In the listing below, locate the lines that hold the string "Actual". Copy those lines.
------ Given data ------
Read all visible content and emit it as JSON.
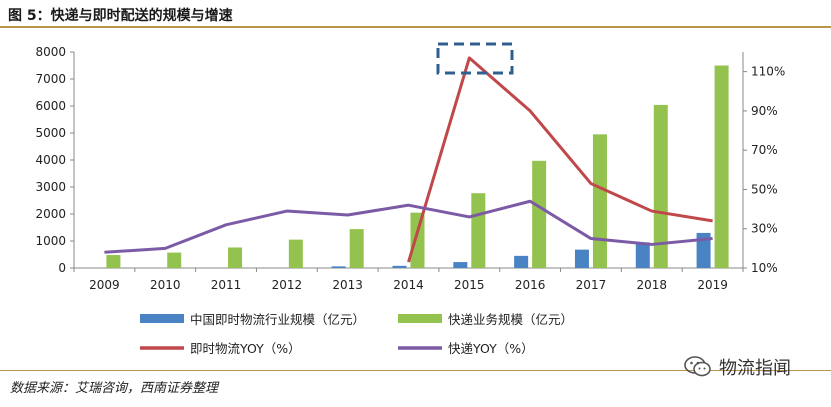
{
  "figure_title": "图 5：快递与即时配送的规模与增速",
  "source_note": "数据来源：艾瑞咨询，西南证券整理",
  "watermark": "物流指闻",
  "watermark_icon": "wechat-icon",
  "colors": {
    "blue": "#4a83c4",
    "green": "#93c24e",
    "red": "#c0474a",
    "purple": "#7b5aa6",
    "dash_box": "#2f5f8f",
    "rule": "#b8964a"
  },
  "chart_data": {
    "type": "bar",
    "categories": [
      "2009",
      "2010",
      "2011",
      "2012",
      "2013",
      "2014",
      "2015",
      "2016",
      "2017",
      "2018",
      "2019"
    ],
    "y_left": {
      "ticks": [
        "0",
        "1000",
        "2000",
        "3000",
        "4000",
        "5000",
        "6000",
        "7000",
        "8000"
      ],
      "range": [
        0,
        8000
      ]
    },
    "y_right": {
      "ticks": [
        "10%",
        "30%",
        "50%",
        "70%",
        "90%",
        "110%"
      ],
      "range": [
        10,
        120
      ],
      "unit": "%"
    },
    "series": [
      {
        "name": "中国即时物流行业规模（亿元）",
        "kind": "bar",
        "axis": "left",
        "values": [
          null,
          null,
          null,
          null,
          60,
          80,
          220,
          450,
          680,
          950,
          1300
        ]
      },
      {
        "name": "快递业务规模（亿元）",
        "kind": "bar",
        "axis": "left",
        "values": [
          480,
          570,
          760,
          1050,
          1440,
          2050,
          2770,
          3970,
          4950,
          6040,
          7500
        ]
      },
      {
        "name": "即时物流YOY（%）",
        "kind": "line",
        "axis": "right",
        "values": [
          null,
          null,
          null,
          null,
          null,
          13,
          117,
          90,
          53,
          39,
          34
        ]
      },
      {
        "name": "快递YOY（%）",
        "kind": "line",
        "axis": "right",
        "values": [
          18,
          20,
          32,
          39,
          37,
          42,
          36,
          44,
          25,
          22,
          25
        ]
      }
    ],
    "annotation": "dashed-box-around-2015-peak",
    "grid": false,
    "legend": "bottom"
  }
}
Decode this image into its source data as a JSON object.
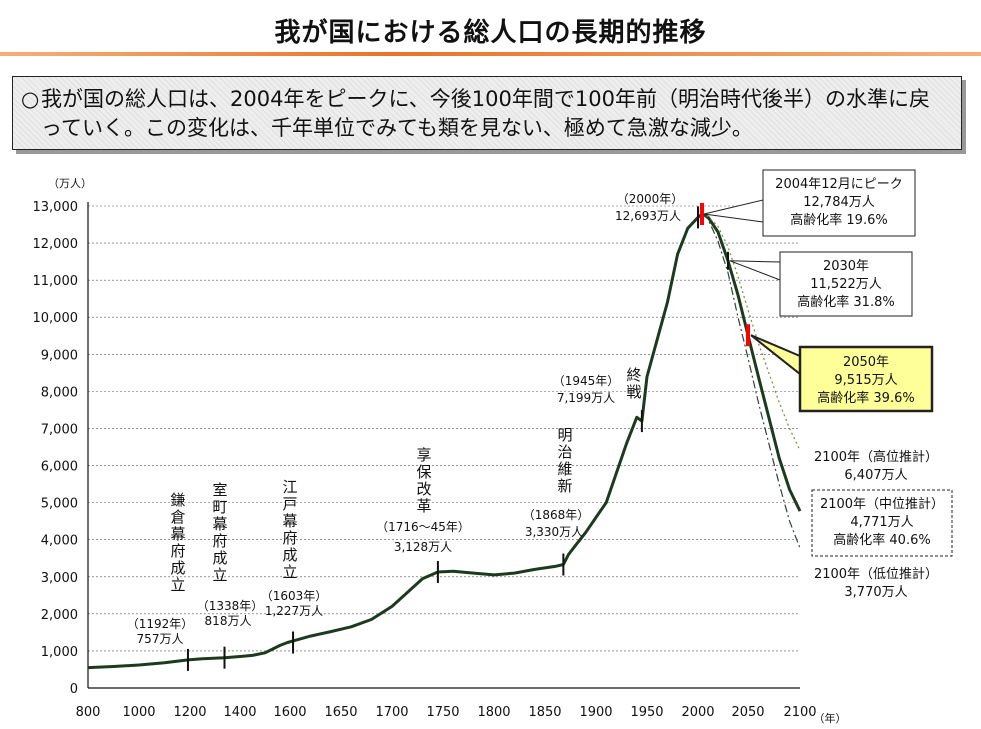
{
  "title": "我が国における総人口の長期的推移",
  "summary": {
    "bullet": "○",
    "text": "我が国の総人口は、2004年をピークに、今後100年間で100年前（明治時代後半）の水準に戻っていく。この変化は、千年単位でみても類を見ない、極めて急激な減少。"
  },
  "chart_data": {
    "type": "line",
    "y_unit": "（万人）",
    "x_unit": "（年）",
    "xlim": [
      800,
      2100
    ],
    "ylim": [
      0,
      13000
    ],
    "x_ticks": [
      "800",
      "1000",
      "1200",
      "1400",
      "1600",
      "1650",
      "1700",
      "1750",
      "1800",
      "1850",
      "1900",
      "1950",
      "2000",
      "2050",
      "2100"
    ],
    "y_ticks": [
      "0",
      "1,000",
      "2,000",
      "3,000",
      "4,000",
      "5,000",
      "6,000",
      "7,000",
      "8,000",
      "9,000",
      "10,000",
      "11,000",
      "12,000",
      "13,000"
    ],
    "grid": true,
    "series": [
      {
        "name": "",
        "x": [
          800,
          900,
          1000,
          1100,
          1192,
          1250,
          1338,
          1400,
          1450,
          1500,
          1530,
          1560,
          1590,
          1603,
          1620,
          1640,
          1660,
          1680,
          1700,
          1716,
          1720,
          1730,
          1745,
          1760,
          1780,
          1800,
          1820,
          1840,
          1860,
          1868,
          1873,
          1880,
          1890,
          1900,
          1910,
          1920,
          1930,
          1940,
          1945,
          1950,
          1960,
          1970,
          1980,
          1990,
          2000,
          2004
        ],
        "y": [
          550,
          580,
          620,
          680,
          757,
          790,
          818,
          850,
          880,
          950,
          1050,
          1150,
          1227,
          1270,
          1400,
          1520,
          1650,
          1850,
          2200,
          2600,
          2700,
          2950,
          3128,
          3150,
          3100,
          3050,
          3100,
          3200,
          3280,
          3330,
          3600,
          3850,
          4200,
          4600,
          5000,
          5800,
          6600,
          7300,
          7199,
          8400,
          9400,
          10400,
          11700,
          12400,
          12693,
          12784
        ]
      },
      {
        "name": "",
        "x": [
          2004,
          2010,
          2020,
          2030,
          2040,
          2050,
          2060,
          2070,
          2080,
          2090,
          2100
        ],
        "y": [
          12784,
          12700,
          12300,
          11522,
          10600,
          9515,
          8400,
          7300,
          6200,
          5350,
          4771
        ]
      },
      {
        "name": "",
        "x": [
          2004,
          2010,
          2020,
          2030,
          2040,
          2050,
          2060,
          2070,
          2080,
          2090,
          2100
        ],
        "y": [
          12784,
          12720,
          12450,
          11900,
          11100,
          10200,
          9300,
          8500,
          7700,
          7000,
          6407
        ]
      },
      {
        "name": "",
        "x": [
          2004,
          2010,
          2020,
          2030,
          2040,
          2050,
          2060,
          2070,
          2080,
          2090,
          2100
        ],
        "y": [
          12784,
          12650,
          12050,
          11200,
          10000,
          8900,
          7700,
          6600,
          5500,
          4500,
          3770
        ]
      }
    ],
    "markers": [
      {
        "x": 1192,
        "y": 757,
        "year": "（1192年）",
        "value": "757万人",
        "event": "鎌倉幕府成立"
      },
      {
        "x": 1338,
        "y": 818,
        "year": "（1338年）",
        "value": "818万人",
        "event": "室町幕府成立"
      },
      {
        "x": 1603,
        "y": 1227,
        "year": "（1603年）",
        "value": "1,227万人",
        "event": "江戸幕府成立"
      },
      {
        "x": 1745,
        "y": 3128,
        "year": "（1716～45年）",
        "value": "3,128万人",
        "event": "享保改革"
      },
      {
        "x": 1868,
        "y": 3330,
        "year": "（1868年）",
        "value": "3,330万人",
        "event": "明治維新"
      },
      {
        "x": 1945,
        "y": 7199,
        "year": "（1945年）",
        "value": "7,199万人",
        "event": "終戦"
      },
      {
        "x": 2000,
        "y": 12693,
        "year": "（2000年）",
        "value": "12,693万人",
        "event": ""
      }
    ],
    "callouts": {
      "peak": {
        "line1": "2004年12月にピーク",
        "line2": "12,784万人",
        "line3": "高齢化率 19.6%"
      },
      "y2030": {
        "line1": "2030年",
        "line2": "11,522万人",
        "line3": "高齢化率 31.8%"
      },
      "y2050": {
        "line1": "2050年",
        "line2": "9,515万人",
        "line3": "高齢化率 39.6%"
      },
      "high": {
        "line1": "2100年（高位推計）",
        "line2": "6,407万人"
      },
      "mid": {
        "line1": "2100年（中位推計）",
        "line2": "4,771万人",
        "line3": "高齢化率 40.6%"
      },
      "low": {
        "line1": "2100年（低位推計）",
        "line2": "3,770万人"
      }
    },
    "colors": {
      "line": "#1e3a1e",
      "marker_peak": "#ff0000",
      "callout_2050_bg": "#ffff99",
      "red_text": "#e00000"
    }
  }
}
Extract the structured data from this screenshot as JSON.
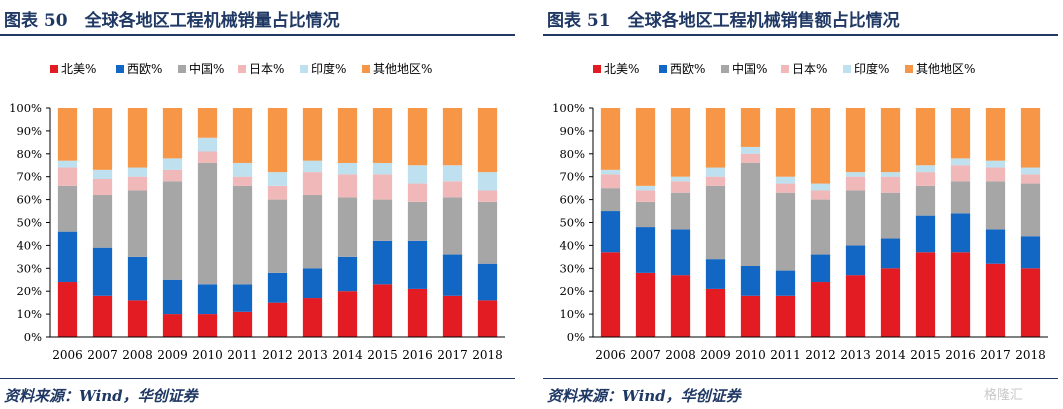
{
  "colors": {
    "北美%": "#e31b23",
    "西欧%": "#1266c4",
    "中国%": "#a6a6a6",
    "日本%": "#f0b8b8",
    "印度%": "#bfe0ee",
    "其他地区%": "#f79646"
  },
  "panels": [
    {
      "title": "图表 50　全球各地区工程机械销量占比情况",
      "source": "资料来源：Wind，华创证券"
    },
    {
      "title": "图表 51　全球各地区工程机械销售额占比情况",
      "source": "资料来源：Wind，华创证券"
    }
  ],
  "watermark": "格隆汇",
  "chart_data": [
    {
      "type": "bar",
      "stacked": true,
      "categories": [
        "2006",
        "2007",
        "2008",
        "2009",
        "2010",
        "2011",
        "2012",
        "2013",
        "2014",
        "2015",
        "2016",
        "2017",
        "2018"
      ],
      "yticks": [
        "0%",
        "10%",
        "20%",
        "30%",
        "40%",
        "50%",
        "60%",
        "70%",
        "80%",
        "90%",
        "100%"
      ],
      "ylim": [
        0,
        100
      ],
      "legend_position": "top",
      "series": [
        {
          "name": "北美%",
          "values": [
            24,
            18,
            16,
            10,
            10,
            11,
            15,
            17,
            20,
            23,
            21,
            18,
            16
          ]
        },
        {
          "name": "西欧%",
          "values": [
            22,
            21,
            19,
            15,
            13,
            12,
            13,
            13,
            15,
            19,
            21,
            18,
            16
          ]
        },
        {
          "name": "中国%",
          "values": [
            20,
            23,
            29,
            43,
            53,
            43,
            32,
            32,
            26,
            18,
            17,
            25,
            27
          ]
        },
        {
          "name": "日本%",
          "values": [
            8,
            7,
            6,
            5,
            5,
            4,
            6,
            10,
            10,
            11,
            8,
            7,
            5
          ]
        },
        {
          "name": "印度%",
          "values": [
            3,
            4,
            4,
            5,
            6,
            6,
            6,
            5,
            5,
            5,
            8,
            7,
            8
          ]
        },
        {
          "name": "其他地区%",
          "values": [
            23,
            27,
            26,
            22,
            13,
            24,
            28,
            23,
            24,
            24,
            25,
            25,
            28
          ]
        }
      ]
    },
    {
      "type": "bar",
      "stacked": true,
      "categories": [
        "2006",
        "2007",
        "2008",
        "2009",
        "2010",
        "2011",
        "2012",
        "2013",
        "2014",
        "2015",
        "2016",
        "2017",
        "2018"
      ],
      "yticks": [
        "0%",
        "10%",
        "20%",
        "30%",
        "40%",
        "50%",
        "60%",
        "70%",
        "80%",
        "90%",
        "100%"
      ],
      "ylim": [
        0,
        100
      ],
      "legend_position": "top",
      "series": [
        {
          "name": "北美%",
          "values": [
            37,
            28,
            27,
            21,
            18,
            18,
            24,
            27,
            30,
            37,
            37,
            32,
            30
          ]
        },
        {
          "name": "西欧%",
          "values": [
            18,
            20,
            20,
            13,
            13,
            11,
            12,
            13,
            13,
            16,
            17,
            15,
            14
          ]
        },
        {
          "name": "中国%",
          "values": [
            10,
            11,
            16,
            32,
            45,
            34,
            24,
            24,
            20,
            13,
            14,
            21,
            23
          ]
        },
        {
          "name": "日本%",
          "values": [
            6,
            5,
            5,
            4,
            4,
            4,
            4,
            6,
            7,
            6,
            7,
            6,
            4
          ]
        },
        {
          "name": "印度%",
          "values": [
            2,
            2,
            2,
            4,
            3,
            3,
            3,
            2,
            2,
            3,
            3,
            3,
            3
          ]
        },
        {
          "name": "其他地区%",
          "values": [
            27,
            34,
            30,
            26,
            17,
            30,
            33,
            28,
            28,
            25,
            22,
            23,
            26
          ]
        }
      ]
    }
  ]
}
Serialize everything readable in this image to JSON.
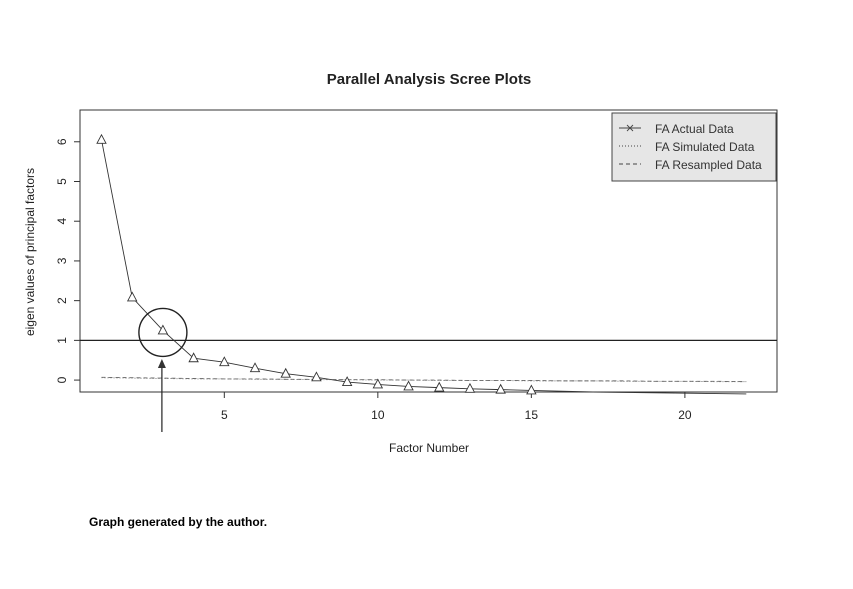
{
  "chart_data": {
    "type": "line",
    "title": "Parallel Analysis Scree Plots",
    "xlabel": "Factor Number",
    "ylabel": "eigen values of principal factors",
    "xlim": [
      0.3,
      23.0
    ],
    "ylim": [
      -0.3,
      6.8
    ],
    "x_ticks": [
      5,
      10,
      15,
      20
    ],
    "y_ticks": [
      0,
      1,
      2,
      3,
      4,
      5,
      6
    ],
    "reference_line_y": 1,
    "grid": false,
    "legend_position": "top-right",
    "legend": [
      {
        "label": "FA  Actual Data",
        "style": "solid-x"
      },
      {
        "label": "FA  Simulated Data",
        "style": "dotted"
      },
      {
        "label": "FA  Resampled Data",
        "style": "dashed"
      }
    ],
    "series": [
      {
        "name": "FA  Actual Data",
        "x": [
          1,
          2,
          3,
          4,
          5,
          6,
          7,
          8,
          9,
          10,
          11,
          12,
          13,
          14,
          15,
          16,
          17,
          18,
          19,
          20,
          21,
          22
        ],
        "values": [
          6.05,
          2.08,
          1.25,
          0.55,
          0.45,
          0.3,
          0.16,
          0.07,
          -0.05,
          -0.11,
          -0.16,
          -0.19,
          -0.22,
          -0.24,
          -0.26,
          -0.28,
          -0.3,
          -0.31,
          -0.32,
          -0.33,
          -0.34,
          -0.35
        ]
      },
      {
        "name": "FA  Simulated Data",
        "x": [
          1,
          2,
          3,
          4,
          5,
          6,
          7,
          8,
          9,
          10,
          11,
          12,
          13,
          14,
          15,
          16,
          17,
          18,
          19,
          20,
          21,
          22
        ],
        "values": [
          0.06,
          0.05,
          0.04,
          0.03,
          0.03,
          0.02,
          0.02,
          0.01,
          0.01,
          0.0,
          0.0,
          -0.01,
          -0.01,
          -0.01,
          -0.02,
          -0.02,
          -0.02,
          -0.03,
          -0.03,
          -0.03,
          -0.04,
          -0.04
        ]
      },
      {
        "name": "FA  Resampled Data",
        "x": [
          1,
          2,
          3,
          4,
          5,
          6,
          7,
          8,
          9,
          10,
          11,
          12,
          13,
          14,
          15,
          16,
          17,
          18,
          19,
          20,
          21,
          22
        ],
        "values": [
          0.07,
          0.06,
          0.05,
          0.04,
          0.03,
          0.03,
          0.02,
          0.02,
          0.01,
          0.01,
          0.0,
          0.0,
          -0.01,
          -0.01,
          -0.01,
          -0.02,
          -0.02,
          -0.02,
          -0.03,
          -0.03,
          -0.03,
          -0.04
        ]
      }
    ],
    "annotation": {
      "type": "circle-and-arrow",
      "x": 3,
      "y": 1.25
    }
  },
  "caption": "Graph generated by the author."
}
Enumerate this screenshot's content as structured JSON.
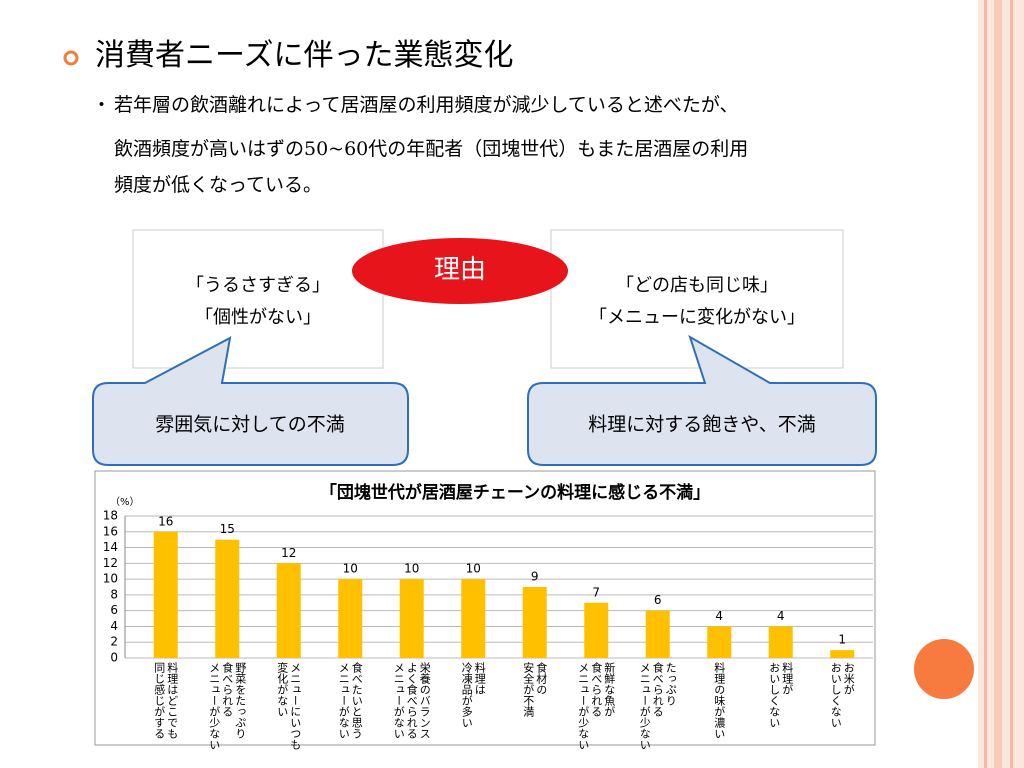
{
  "title": "消費者ニーズに伴った業態変化",
  "body": {
    "bullet": "・",
    "lines": [
      "若年層の飲酒離れによって居酒屋の利用頻度が減少していると述べたが、",
      "飲酒頻度が高いはずの50~60代の年配者（団塊世代）もまた居酒屋の利用",
      "頻度が低くなっている。"
    ]
  },
  "boxes": [
    {
      "lines": [
        "「うるさすぎる」",
        "「個性がない」"
      ]
    },
    {
      "lines": [
        "「どの店も同じ味」",
        "「メニューに変化がない」"
      ]
    }
  ],
  "reason": "理由",
  "callouts": [
    "雰囲気に対しての不満",
    "料理に対する飽きや、不満"
  ],
  "chart_data": {
    "type": "bar",
    "title": "「団塊世代が居酒屋チェーンの料理に感じる不満」",
    "y_unit": "（%）",
    "categories": [
      "料理はどこでも\n同じ感じがする",
      "野菜をたっぷり\n食べられる\nメニューが少ない",
      "メニューにいつも\n変化がない",
      "食べたいと思う\nメニューがない",
      "栄養のバランス\nよく食べられる\nメニューがない",
      "料理は\n冷凍品が多い",
      "食材の\n安全が不満",
      "新鮮な魚が\n食べられる\nメニューが少ない",
      "たっぷり\n食べられる\nメニューが少ない",
      "料理の味が濃い",
      "料理が\nおいしくない",
      "お米が\nおいしくない"
    ],
    "values": [
      16,
      15,
      12,
      10,
      10,
      10,
      9,
      7,
      6,
      4,
      4,
      1
    ],
    "color": "#ffc000",
    "ylim": [
      0,
      18
    ],
    "yticks": [
      0,
      2,
      4,
      6,
      8,
      10,
      12,
      14,
      16,
      18
    ],
    "grid": true
  }
}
------
### Output for this exercise
        "label": "FA  Actual Data",
        "name": "FA  Actual Data",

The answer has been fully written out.